[start of GIVEN DATA]
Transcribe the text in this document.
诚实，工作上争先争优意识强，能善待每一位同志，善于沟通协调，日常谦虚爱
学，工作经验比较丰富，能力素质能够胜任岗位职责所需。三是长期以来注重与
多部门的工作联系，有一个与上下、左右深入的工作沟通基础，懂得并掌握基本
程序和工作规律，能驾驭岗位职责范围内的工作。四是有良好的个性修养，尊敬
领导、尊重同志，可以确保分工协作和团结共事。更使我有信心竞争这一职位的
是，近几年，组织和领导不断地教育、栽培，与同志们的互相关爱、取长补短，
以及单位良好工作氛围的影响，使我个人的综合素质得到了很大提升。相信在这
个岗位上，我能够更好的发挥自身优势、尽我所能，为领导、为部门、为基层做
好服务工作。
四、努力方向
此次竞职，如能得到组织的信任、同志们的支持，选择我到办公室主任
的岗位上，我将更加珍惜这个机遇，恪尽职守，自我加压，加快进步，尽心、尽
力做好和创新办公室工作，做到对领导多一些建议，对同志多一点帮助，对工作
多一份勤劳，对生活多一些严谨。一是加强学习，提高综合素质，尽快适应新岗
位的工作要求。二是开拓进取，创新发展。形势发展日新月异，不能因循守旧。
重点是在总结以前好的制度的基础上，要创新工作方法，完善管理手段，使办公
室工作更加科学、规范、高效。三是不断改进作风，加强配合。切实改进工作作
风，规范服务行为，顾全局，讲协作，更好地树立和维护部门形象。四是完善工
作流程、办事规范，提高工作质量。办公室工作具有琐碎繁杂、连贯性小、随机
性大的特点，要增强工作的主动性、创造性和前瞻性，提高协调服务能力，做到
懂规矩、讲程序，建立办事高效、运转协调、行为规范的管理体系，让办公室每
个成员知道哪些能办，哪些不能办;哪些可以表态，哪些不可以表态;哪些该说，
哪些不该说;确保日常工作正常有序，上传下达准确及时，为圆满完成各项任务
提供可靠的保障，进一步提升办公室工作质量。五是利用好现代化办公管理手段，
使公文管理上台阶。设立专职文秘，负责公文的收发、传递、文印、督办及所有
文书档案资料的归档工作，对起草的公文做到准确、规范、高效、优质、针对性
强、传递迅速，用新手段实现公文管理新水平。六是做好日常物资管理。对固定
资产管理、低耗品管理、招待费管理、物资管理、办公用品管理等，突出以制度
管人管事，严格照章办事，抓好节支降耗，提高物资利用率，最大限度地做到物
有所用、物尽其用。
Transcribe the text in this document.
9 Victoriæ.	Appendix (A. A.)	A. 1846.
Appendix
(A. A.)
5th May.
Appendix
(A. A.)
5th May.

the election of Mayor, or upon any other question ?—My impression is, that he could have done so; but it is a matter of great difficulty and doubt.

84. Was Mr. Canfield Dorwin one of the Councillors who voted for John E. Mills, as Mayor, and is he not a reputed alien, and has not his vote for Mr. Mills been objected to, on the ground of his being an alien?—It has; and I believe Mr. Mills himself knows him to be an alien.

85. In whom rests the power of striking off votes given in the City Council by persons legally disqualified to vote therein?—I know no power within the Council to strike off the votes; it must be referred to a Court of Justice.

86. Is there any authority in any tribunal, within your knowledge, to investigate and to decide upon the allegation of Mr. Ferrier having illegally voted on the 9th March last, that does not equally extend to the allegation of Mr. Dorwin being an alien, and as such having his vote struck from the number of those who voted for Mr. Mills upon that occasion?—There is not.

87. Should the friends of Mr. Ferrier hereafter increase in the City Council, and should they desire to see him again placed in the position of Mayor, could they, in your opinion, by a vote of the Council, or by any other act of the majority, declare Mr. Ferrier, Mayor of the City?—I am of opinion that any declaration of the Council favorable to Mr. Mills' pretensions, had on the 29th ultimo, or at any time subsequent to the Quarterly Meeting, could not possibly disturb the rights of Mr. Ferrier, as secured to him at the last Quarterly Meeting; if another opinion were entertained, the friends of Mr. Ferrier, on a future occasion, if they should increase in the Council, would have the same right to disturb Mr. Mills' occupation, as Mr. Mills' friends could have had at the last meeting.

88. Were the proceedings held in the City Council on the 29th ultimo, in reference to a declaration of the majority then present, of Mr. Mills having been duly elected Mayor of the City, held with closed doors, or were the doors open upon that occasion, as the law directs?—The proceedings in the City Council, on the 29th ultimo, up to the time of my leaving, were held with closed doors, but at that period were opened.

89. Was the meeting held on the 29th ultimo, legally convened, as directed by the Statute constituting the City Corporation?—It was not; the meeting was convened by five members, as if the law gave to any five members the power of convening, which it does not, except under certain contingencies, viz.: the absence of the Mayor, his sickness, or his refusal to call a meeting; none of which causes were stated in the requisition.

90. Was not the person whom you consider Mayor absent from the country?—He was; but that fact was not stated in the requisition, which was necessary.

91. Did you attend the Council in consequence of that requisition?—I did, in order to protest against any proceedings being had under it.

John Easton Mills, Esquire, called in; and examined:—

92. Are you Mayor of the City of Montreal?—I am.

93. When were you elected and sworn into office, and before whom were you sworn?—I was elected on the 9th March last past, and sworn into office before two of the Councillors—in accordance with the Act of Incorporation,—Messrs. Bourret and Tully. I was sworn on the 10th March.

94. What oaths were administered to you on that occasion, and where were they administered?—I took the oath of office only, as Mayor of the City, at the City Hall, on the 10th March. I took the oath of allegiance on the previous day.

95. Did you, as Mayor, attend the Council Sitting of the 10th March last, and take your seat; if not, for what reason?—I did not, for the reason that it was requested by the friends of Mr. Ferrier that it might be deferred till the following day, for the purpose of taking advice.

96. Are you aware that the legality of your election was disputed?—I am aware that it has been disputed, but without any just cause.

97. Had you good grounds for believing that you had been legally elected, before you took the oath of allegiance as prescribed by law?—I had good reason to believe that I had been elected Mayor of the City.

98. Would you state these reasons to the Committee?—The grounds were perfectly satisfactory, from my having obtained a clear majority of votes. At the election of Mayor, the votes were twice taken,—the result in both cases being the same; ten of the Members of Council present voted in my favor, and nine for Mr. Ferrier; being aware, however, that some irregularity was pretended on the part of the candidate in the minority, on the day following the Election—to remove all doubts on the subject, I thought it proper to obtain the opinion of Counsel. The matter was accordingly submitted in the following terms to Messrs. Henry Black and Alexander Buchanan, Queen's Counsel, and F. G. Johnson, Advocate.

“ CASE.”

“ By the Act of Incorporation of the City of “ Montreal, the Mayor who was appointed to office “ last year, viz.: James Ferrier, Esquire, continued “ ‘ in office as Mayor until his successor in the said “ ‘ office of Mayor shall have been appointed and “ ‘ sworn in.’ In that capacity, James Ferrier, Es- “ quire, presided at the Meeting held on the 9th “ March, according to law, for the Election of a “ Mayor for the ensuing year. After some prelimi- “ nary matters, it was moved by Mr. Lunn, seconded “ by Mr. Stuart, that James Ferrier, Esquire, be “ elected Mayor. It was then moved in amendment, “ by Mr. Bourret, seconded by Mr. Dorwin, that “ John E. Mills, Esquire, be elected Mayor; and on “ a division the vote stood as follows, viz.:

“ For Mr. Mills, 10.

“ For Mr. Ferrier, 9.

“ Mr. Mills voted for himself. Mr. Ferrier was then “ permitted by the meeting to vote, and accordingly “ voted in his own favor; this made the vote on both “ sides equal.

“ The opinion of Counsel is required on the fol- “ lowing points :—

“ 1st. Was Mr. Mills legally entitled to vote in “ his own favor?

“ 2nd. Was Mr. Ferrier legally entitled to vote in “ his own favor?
[end of GIVEN DATA]
→ **WHAT YOU HAVE TO DO**
Count every line bearing the word "does"; report the total only.

→ **SOLUTION**
2